> [Supplied records]:
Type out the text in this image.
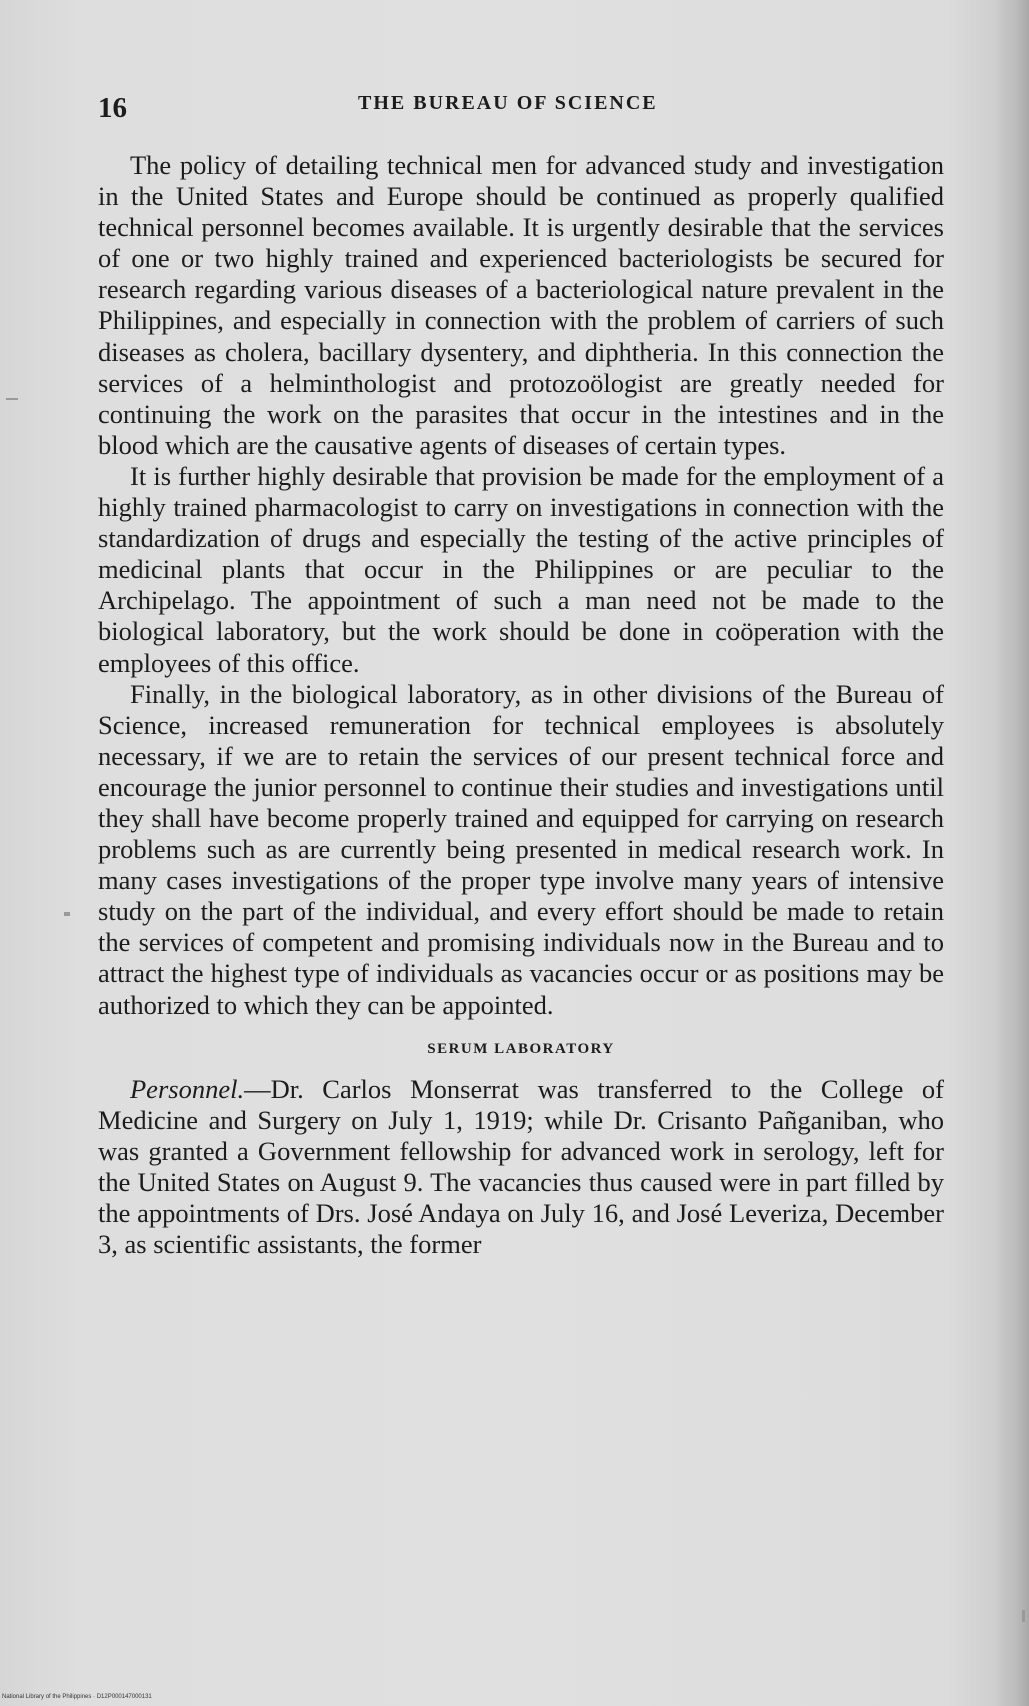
16	THE BUREAU OF SCIENCE

The policy of detailing technical men for advanced study and investigation in the United States and Europe should be continued as properly qualified technical personnel becomes available. It is urgently desirable that the services of one or two highly trained and experienced bacteriologists be secured for research regarding various diseases of a bacteriological nature prevalent in the Philippines, and especially in connection with the problem of carriers of such diseases as cholera, bacillary dysentery, and diphtheria. In this connection the services of a helminthologist and protozoölogist are greatly needed for continuing the work on the parasites that occur in the intestines and in the blood which are the causative agents of diseases of certain types.

It is further highly desirable that provision be made for the employment of a highly trained pharmacologist to carry on investigations in connection with the standardization of drugs and especially the testing of the active principles of medicinal plants that occur in the Philippines or are peculiar to the Archipelago. The appointment of such a man need not be made to the biological laboratory, but the work should be done in coöperation with the employees of this office.

Finally, in the biological laboratory, as in other divisions of the Bureau of Science, increased remuneration for technical employees is absolutely necessary, if we are to retain the services of our present technical force and encourage the junior personnel to continue their studies and investigations until they shall have become properly trained and equipped for carrying on research problems such as are currently being presented in medical research work. In many cases investigations of the proper type involve many years of intensive study on the part of the individual, and every effort should be made to retain the services of competent and promising individuals now in the Bureau and to attract the highest type of individuals as vacancies occur or as positions may be authorized to which they can be appointed.

SERUM LABORATORY

Personnel.—Dr. Carlos Monserrat was transferred to the College of Medicine and Surgery on July 1, 1919; while Dr. Crisanto Pañganiban, who was granted a Government fellowship for advanced work in serology, left for the United States on August 9. The vacancies thus caused were in part filled by the appointments of Drs. José Andaya on July 16, and José Leveriza, December 3, as scientific assistants, the former

National Library of the Philippines · D12P000147000131
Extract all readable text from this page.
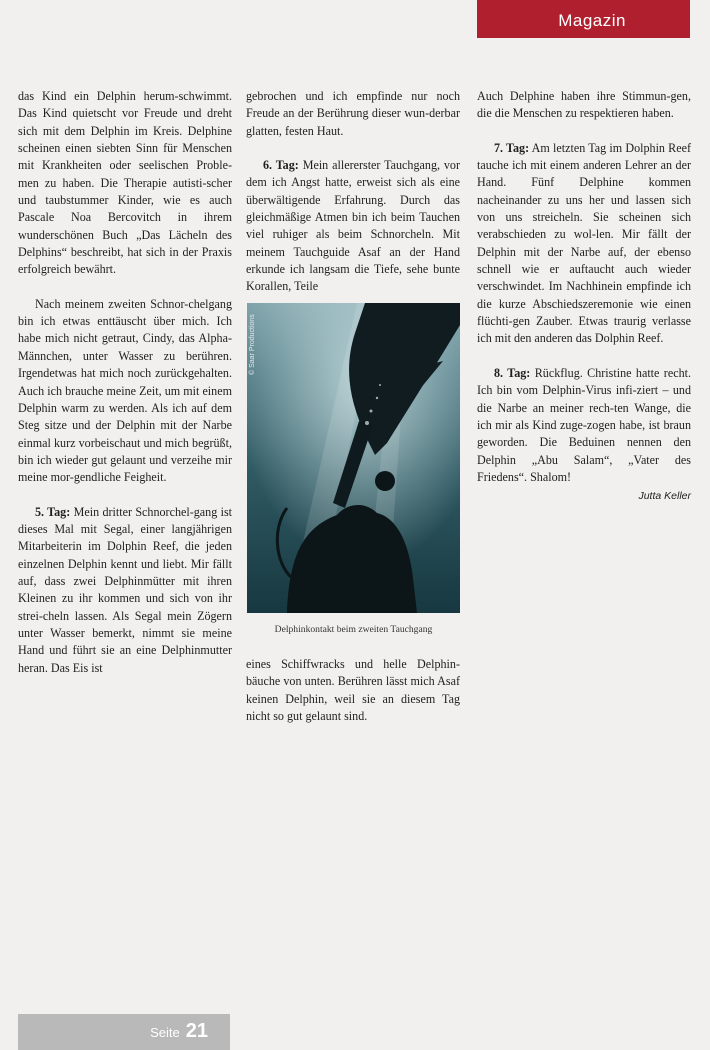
Magazin

das Kind ein Delphin herum-schwimmt. Das Kind quietscht vor Freude und dreht sich mit dem Delphin im Kreis. Delphine scheinen einen siebten Sinn für Menschen mit Krankheiten oder seelischen Proble-men zu haben. Die Therapie autisti-scher und taubstummer Kinder, wie es auch Pascale Noa Bercovitch in ihrem wunderschönen Buch „Das Lächeln des Delphins“ beschreibt, hat sich in der Praxis erfolgreich bewährt.

Nach meinem zweiten Schnor-chelgang bin ich etwas enttäuscht über mich. Ich habe mich nicht getraut, Cindy, das Alpha-Männchen, unter Wasser zu berühren. Irgendetwas hat mich noch zurückgehalten. Auch ich brauche meine Zeit, um mit einem Delphin warm zu werden. Als ich auf dem Steg sitze und der Delphin mit der Narbe einmal kurz vorbeischaut und mich begrüßt, bin ich wieder gut gelaunt und verzeihe mir meine mor-gendliche Feigheit.

5. Tag: Mein dritter Schnorchel-gang ist dieses Mal mit Segal, einer langjährigen Mitarbeiterin im Dolphin Reef, die jeden einzelnen Delphin kennt und liebt. Mir fällt auf, dass zwei Delphinmütter mit ihren Kleinen zu ihr kommen und sich von ihr strei-cheln lassen. Als Segal mein Zögern unter Wasser bemerkt, nimmt sie meine Hand und führt sie an eine Delphinmutter heran. Das Eis ist

gebrochen und ich empfinde nur noch Freude an der Berührung dieser wun-derbar glatten, festen Haut.

6. Tag: Mein allererster Tauchgang, vor dem ich Angst hatte, erweist sich als eine überwältigende Erfahrung. Durch das gleichmäßige Atmen bin ich beim Tauchen viel ruhiger als beim Schnorcheln. Mit meinem Tauchguide Asaf an der Hand erkunde ich langsam die Tiefe, sehe bunte Korallen, Teile

© Saar Productions
Delphinkontakt beim zweiten Tauchgang

eines Schiffwracks und helle Delphin-bäuche von unten. Berühren lässt mich Asaf keinen Delphin, weil sie an diesem Tag nicht so gut gelaunt sind.

Auch Delphine haben ihre Stimmun-gen, die die Menschen zu respektieren haben.

7. Tag: Am letzten Tag im Dolphin Reef tauche ich mit einem anderen Lehrer an der Hand. Fünf Delphine kommen nacheinander zu uns her und lassen sich von uns streicheln. Sie scheinen sich verabschieden zu wol-len. Mir fällt der Delphin mit der Narbe auf, der ebenso schnell wie er auftaucht auch wieder verschwindet. Im Nachhinein empfinde ich die kurze Abschiedszeremonie wie einen flüchti-gen Zauber. Etwas traurig verlasse ich mit den anderen das Dolphin Reef.

8. Tag: Rückflug. Christine hatte recht. Ich bin vom Delphin-Virus infi-ziert – und die Narbe an meiner rech-ten Wange, die ich mir als Kind zuge-zogen habe, ist braun geworden. Die Beduinen nennen den Delphin „Abu Salam“, „Vater des Friedens“. Shalom!

Jutta Keller

Seite 21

> [Work instructions]:
What the task needs is the material above repeated exactly, pictures excepted.

> [Exercise answer]:
Type out the text in this image.
16	THE BUREAU OF SCIENCE

The policy of detailing technical men for advanced study and investigation in the United States and Europe should be continued as properly qualified technical personnel becomes available. It is urgently desirable that the services of one or two highly trained and experienced bacteriologists be secured for research regarding various diseases of a bacteriological nature prevalent in the Philippines, and especially in connection with the problem of carriers of such diseases as cholera, bacillary dysentery, and diphtheria. In this connection the services of a helminthologist and protozoölogist are greatly needed for continuing the work on the parasites that occur in the intestines and in the blood which are the causative agents of diseases of certain types.

It is further highly desirable that provision be made for the employment of a highly trained pharmacologist to carry on investigations in connection with the standardization of drugs and especially the testing of the active principles of medicinal plants that occur in the Philippines or are peculiar to the Archipelago. The appointment of such a man need not be made to the biological laboratory, but the work should be done in coöperation with the employees of this office.

Finally, in the biological laboratory, as in other divisions of the Bureau of Science, increased remuneration for technical employees is absolutely necessary, if we are to retain the services of our present technical force and encourage the junior personnel to continue their studies and investigations until they shall have become properly trained and equipped for carrying on research problems such as are currently being presented in medical research work. In many cases investigations of the proper type involve many years of intensive study on the part of the individual, and every effort should be made to retain the services of competent and promising individuals now in the Bureau and to attract the highest type of individuals as vacancies occur or as positions may be authorized to which they can be appointed.

SERUM LABORATORY

Personnel.—Dr. Carlos Monserrat was transferred to the College of Medicine and Surgery on July 1, 1919; while Dr. Crisanto Pañganiban, who was granted a Government fellowship for advanced work in serology, left for the United States on August 9. The vacancies thus caused were in part filled by the appointments of Drs. José Andaya on July 16, and José Leveriza, December 3, as scientific assistants, the former

National Library of the Philippines · D12P000147000131
Extract all readable text from this page.
Magazin

das Kind ein Delphin herum-schwimmt. Das Kind quietscht vor Freude und dreht sich mit dem Delphin im Kreis. Delphine scheinen einen siebten Sinn für Menschen mit Krankheiten oder seelischen Proble-men zu haben. Die Therapie autisti-scher und taubstummer Kinder, wie es auch Pascale Noa Bercovitch in ihrem wunderschönen Buch „Das Lächeln des Delphins“ beschreibt, hat sich in der Praxis erfolgreich bewährt.

Nach meinem zweiten Schnor-chelgang bin ich etwas enttäuscht über mich. Ich habe mich nicht getraut, Cindy, das Alpha-Männchen, unter Wasser zu berühren. Irgendetwas hat mich noch zurückgehalten. Auch ich brauche meine Zeit, um mit einem Delphin warm zu werden. Als ich auf dem Steg sitze und der Delphin mit der Narbe einmal kurz vorbeischaut und mich begrüßt, bin ich wieder gut gelaunt und verzeihe mir meine mor-gendliche Feigheit.

5. Tag: Mein dritter Schnorchel-gang ist dieses Mal mit Segal, einer langjährigen Mitarbeiterin im Dolphin Reef, die jeden einzelnen Delphin kennt und liebt. Mir fällt auf, dass zwei Delphinmütter mit ihren Kleinen zu ihr kommen und sich von ihr strei-cheln lassen. Als Segal mein Zögern unter Wasser bemerkt, nimmt sie meine Hand und führt sie an eine Delphinmutter heran. Das Eis ist

gebrochen und ich empfinde nur noch Freude an der Berührung dieser wun-derbar glatten, festen Haut.

6. Tag: Mein allererster Tauchgang, vor dem ich Angst hatte, erweist sich als eine überwältigende Erfahrung. Durch das gleichmäßige Atmen bin ich beim Tauchen viel ruhiger als beim Schnorcheln. Mit meinem Tauchguide Asaf an der Hand erkunde ich langsam die Tiefe, sehe bunte Korallen, Teile

© Saar Productions
Delphinkontakt beim zweiten Tauchgang

eines Schiffwracks und helle Delphin-bäuche von unten. Berühren lässt mich Asaf keinen Delphin, weil sie an diesem Tag nicht so gut gelaunt sind.

Auch Delphine haben ihre Stimmun-gen, die die Menschen zu respektieren haben.

7. Tag: Am letzten Tag im Dolphin Reef tauche ich mit einem anderen Lehrer an der Hand. Fünf Delphine kommen nacheinander zu uns her und lassen sich von uns streicheln. Sie scheinen sich verabschieden zu wol-len. Mir fällt der Delphin mit der Narbe auf, der ebenso schnell wie er auftaucht auch wieder verschwindet. Im Nachhinein empfinde ich die kurze Abschiedszeremonie wie einen flüchti-gen Zauber. Etwas traurig verlasse ich mit den anderen das Dolphin Reef.

8. Tag: Rückflug. Christine hatte recht. Ich bin vom Delphin-Virus infi-ziert – und die Narbe an meiner rech-ten Wange, die ich mir als Kind zuge-zogen habe, ist braun geworden. Die Beduinen nennen den Delphin „Abu Salam“, „Vater des Friedens“. Shalom!

Jutta Keller

Seite 21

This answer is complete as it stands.